Aim: Repeat each line of the material exactly.

Dataset entries:
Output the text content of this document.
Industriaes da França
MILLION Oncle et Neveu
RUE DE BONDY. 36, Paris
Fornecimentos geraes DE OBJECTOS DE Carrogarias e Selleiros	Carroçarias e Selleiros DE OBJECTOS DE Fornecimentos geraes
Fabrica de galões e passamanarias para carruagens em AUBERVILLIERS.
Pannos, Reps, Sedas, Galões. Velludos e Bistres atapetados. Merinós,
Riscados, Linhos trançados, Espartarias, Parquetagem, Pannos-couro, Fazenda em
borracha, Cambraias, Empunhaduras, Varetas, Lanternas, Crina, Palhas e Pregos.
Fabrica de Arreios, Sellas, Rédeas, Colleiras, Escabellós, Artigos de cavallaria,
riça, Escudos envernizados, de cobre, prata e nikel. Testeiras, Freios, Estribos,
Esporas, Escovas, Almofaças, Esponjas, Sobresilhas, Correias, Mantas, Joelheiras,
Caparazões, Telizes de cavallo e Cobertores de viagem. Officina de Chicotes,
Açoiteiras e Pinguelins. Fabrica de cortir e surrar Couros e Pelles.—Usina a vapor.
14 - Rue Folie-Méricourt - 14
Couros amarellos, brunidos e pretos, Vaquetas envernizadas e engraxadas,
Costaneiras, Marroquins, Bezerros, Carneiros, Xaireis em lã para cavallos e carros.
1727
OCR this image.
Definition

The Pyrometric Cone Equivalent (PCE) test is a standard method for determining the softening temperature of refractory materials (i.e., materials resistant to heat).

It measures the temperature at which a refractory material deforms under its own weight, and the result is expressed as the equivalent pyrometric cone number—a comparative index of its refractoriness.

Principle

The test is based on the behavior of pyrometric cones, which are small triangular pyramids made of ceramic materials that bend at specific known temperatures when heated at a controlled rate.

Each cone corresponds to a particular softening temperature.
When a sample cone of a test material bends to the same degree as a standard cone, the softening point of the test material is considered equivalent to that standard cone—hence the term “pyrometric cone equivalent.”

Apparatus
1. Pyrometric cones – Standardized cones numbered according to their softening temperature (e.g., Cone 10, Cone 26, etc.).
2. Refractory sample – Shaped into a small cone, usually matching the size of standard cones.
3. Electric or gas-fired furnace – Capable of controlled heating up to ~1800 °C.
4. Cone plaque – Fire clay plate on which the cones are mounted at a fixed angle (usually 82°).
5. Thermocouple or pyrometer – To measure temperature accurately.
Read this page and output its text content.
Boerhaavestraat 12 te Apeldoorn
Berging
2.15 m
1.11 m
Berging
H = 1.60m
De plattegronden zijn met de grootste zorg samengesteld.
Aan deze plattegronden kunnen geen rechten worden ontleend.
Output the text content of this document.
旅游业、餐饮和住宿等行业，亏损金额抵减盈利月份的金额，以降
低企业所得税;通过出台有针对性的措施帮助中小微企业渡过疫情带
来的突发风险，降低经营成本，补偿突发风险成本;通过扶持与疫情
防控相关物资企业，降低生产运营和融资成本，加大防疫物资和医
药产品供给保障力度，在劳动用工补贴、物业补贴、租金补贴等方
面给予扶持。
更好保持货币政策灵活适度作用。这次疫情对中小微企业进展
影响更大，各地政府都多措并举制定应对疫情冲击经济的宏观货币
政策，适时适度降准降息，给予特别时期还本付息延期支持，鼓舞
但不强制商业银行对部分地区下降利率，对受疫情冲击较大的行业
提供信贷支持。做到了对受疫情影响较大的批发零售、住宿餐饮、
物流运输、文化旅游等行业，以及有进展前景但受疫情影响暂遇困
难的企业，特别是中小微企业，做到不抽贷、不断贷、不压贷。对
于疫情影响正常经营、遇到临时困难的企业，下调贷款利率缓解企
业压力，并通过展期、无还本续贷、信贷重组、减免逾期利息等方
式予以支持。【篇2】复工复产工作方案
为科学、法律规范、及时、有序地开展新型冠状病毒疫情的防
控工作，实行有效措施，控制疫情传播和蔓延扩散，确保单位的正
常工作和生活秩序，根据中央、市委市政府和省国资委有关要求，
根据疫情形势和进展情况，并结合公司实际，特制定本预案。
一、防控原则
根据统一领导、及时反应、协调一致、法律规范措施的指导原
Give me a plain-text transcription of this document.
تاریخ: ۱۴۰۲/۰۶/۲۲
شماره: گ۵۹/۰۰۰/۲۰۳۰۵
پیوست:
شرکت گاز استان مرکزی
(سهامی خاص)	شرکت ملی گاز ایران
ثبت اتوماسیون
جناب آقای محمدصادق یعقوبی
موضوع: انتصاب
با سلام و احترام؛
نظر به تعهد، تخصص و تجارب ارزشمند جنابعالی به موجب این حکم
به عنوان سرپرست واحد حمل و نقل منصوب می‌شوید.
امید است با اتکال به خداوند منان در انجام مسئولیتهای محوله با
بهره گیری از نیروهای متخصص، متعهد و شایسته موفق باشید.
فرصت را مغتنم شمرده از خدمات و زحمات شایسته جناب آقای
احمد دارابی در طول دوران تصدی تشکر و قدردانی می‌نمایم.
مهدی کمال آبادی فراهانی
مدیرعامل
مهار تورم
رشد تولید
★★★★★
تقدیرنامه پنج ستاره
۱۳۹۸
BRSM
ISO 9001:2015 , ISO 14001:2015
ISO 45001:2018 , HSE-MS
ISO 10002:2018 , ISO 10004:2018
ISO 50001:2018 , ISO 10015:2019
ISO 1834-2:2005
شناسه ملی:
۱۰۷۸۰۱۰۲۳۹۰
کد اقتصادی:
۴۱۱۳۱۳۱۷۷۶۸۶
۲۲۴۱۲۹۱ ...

Correct result:
Output the text content of this document.
Industriaes da França
MILLION Oncle et Neveu
RUE DE BONDY. 36, Paris
Fornecimentos geraes DE OBJECTOS DE Carrogarias e Selleiros	Carroçarias e Selleiros DE OBJECTOS DE Fornecimentos geraes
Fabrica de galões e passamanarias para carruagens em AUBERVILLIERS.
Pannos, Reps, Sedas, Galões. Velludos e Bistres atapetados. Merinós,
Riscados, Linhos trançados, Espartarias, Parquetagem, Pannos-couro, Fazenda em
borracha, Cambraias, Empunhaduras, Varetas, Lanternas, Crina, Palhas e Pregos.
Fabrica de Arreios, Sellas, Rédeas, Colleiras, Escabellós, Artigos de cavallaria,
riça, Escudos envernizados, de cobre, prata e nikel. Testeiras, Freios, Estribos,
Esporas, Escovas, Almofaças, Esponjas, Sobresilhas, Correias, Mantas, Joelheiras,
Caparazões, Telizes de cavallo e Cobertores de viagem. Officina de Chicotes,
Açoiteiras e Pinguelins. Fabrica de cortir e surrar Couros e Pelles.—Usina a vapor.
14 - Rue Folie-Méricourt - 14
Couros amarellos, brunidos e pretos, Vaquetas envernizadas e engraxadas,
Costaneiras, Marroquins, Bezerros, Carneiros, Xaireis em lã para cavallos e carros.
1727
OCR this image.
Definition

The Pyrometric Cone Equivalent (PCE) test is a standard method for determining the softening temperature of refractory materials (i.e., materials resistant to heat).

It measures the temperature at which a refractory material deforms under its own weight, and the result is expressed as the equivalent pyrometric cone number—a comparative index of its refractoriness.

Principle

The test is based on the behavior of pyrometric cones, which are small triangular pyramids made of ceramic materials that bend at specific known temperatures when heated at a controlled rate.

Each cone corresponds to a particular softening temperature.
When a sample cone of a test material bends to the same degree as a standard cone, the softening point of the test material is considered equivalent to that standard cone—hence the term “pyrometric cone equivalent.”

Apparatus
1. Pyrometric cones – Standardized cones numbered according to their softening temperature (e.g., Cone 10, Cone 26, etc.).
2. Refractory sample – Shaped into a small cone, usually matching the size of standard cones.
3. Electric or gas-fired furnace – Capable of controlled heating up to ~1800 °C.
4. Cone plaque – Fire clay plate on which the cones are mounted at a fixed angle (usually 82°).
5. Thermocouple or pyrometer – To measure temperature accurately.
Read this page and output its text content.
Boerhaavestraat 12 te Apeldoorn
Berging
2.15 m
1.11 m
Berging
H = 1.60m
De plattegronden zijn met de grootste zorg samengesteld.
Aan deze plattegronden kunnen geen rechten worden ontleend.
Output the text content of this document.
旅游业、餐饮和住宿等行业，亏损金额抵减盈利月份的金额，以降
低企业所得税;通过出台有针对性的措施帮助中小微企业渡过疫情带
来的突发风险，降低经营成本，补偿突发风险成本;通过扶持与疫情
防控相关物资企业，降低生产运营和融资成本，加大防疫物资和医
药产品供给保障力度，在劳动用工补贴、物业补贴、租金补贴等方
面给予扶持。
更好保持货币政策灵活适度作用。这次疫情对中小微企业进展
影响更大，各地政府都多措并举制定应对疫情冲击经济的宏观货币
政策，适时适度降准降息，给予特别时期还本付息延期支持，鼓舞
但不强制商业银行对部分地区下降利率，对受疫情冲击较大的行业
提供信贷支持。做到了对受疫情影响较大的批发零售、住宿餐饮、
物流运输、文化旅游等行业，以及有进展前景但受疫情影响暂遇困
难的企业，特别是中小微企业，做到不抽贷、不断贷、不压贷。对
于疫情影响正常经营、遇到临时困难的企业，下调贷款利率缓解企
业压力，并通过展期、无还本续贷、信贷重组、减免逾期利息等方
式予以支持。【篇2】复工复产工作方案
为科学、法律规范、及时、有序地开展新型冠状病毒疫情的防
控工作，实行有效措施，控制疫情传播和蔓延扩散，确保单位的正
常工作和生活秩序，根据中央、市委市政府和省国资委有关要求，
根据疫情形势和进展情况，并结合公司实际，特制定本预案。
一、防控原则
根据统一领导、及时反应、协调一致、法律规范措施的指导原
Give me a plain-text transcription of this document.
تاریخ: ۱۴۰۲/۰۶/۲۲
شماره: گ۵۹/۰۰۰/۲۰۳۰۵
پیوست:
شرکت گاز استان مرکزی
(سهامی خاص)	شرکت ملی گاز ایران
ثبت اتوماسیون
جناب آقای محمدصادق یعقوبی
موضوع: انتصاب
با سلام و احترام؛
نظر به تعهد، تخصص و تجارب ارزشمند جنابعالی به موجب این حکم
به عنوان سرپرست واحد حمل و نقل منصوب می‌شوید.
امید است با اتکال به خداوند منان در انجام مسئولیتهای محوله با
بهره گیری از نیروهای متخصص، متعهد و شایسته موفق باشید.
فرصت را مغتنم شمرده از خدمات و زحمات شایسته جناب آقای
احمد دارابی در طول دوران تصدی تشکر و قدردانی می‌نمایم.
مهدی کمال آبادی فراهانی
مدیرعامل
مهار تورم
رشد تولید
★★★★★
تقدیرنامه پنج ستاره
۱۳۹۸
BRSM
ISO 9001:2015 , ISO 14001:2015
ISO 45001:2018 , HSE-MS
ISO 10002:2018 , ISO 10004:2018
ISO 50001:2018 , ISO 10015:2019
ISO 1834-2:2005
شناسه ملی:
۱۰۷۸۰۱۰۲۳۹۰
کد اقتصادی:
۴۱۱۳۱۳۱۷۷۶۸۶
۲۲۴۱۲۹۱ ...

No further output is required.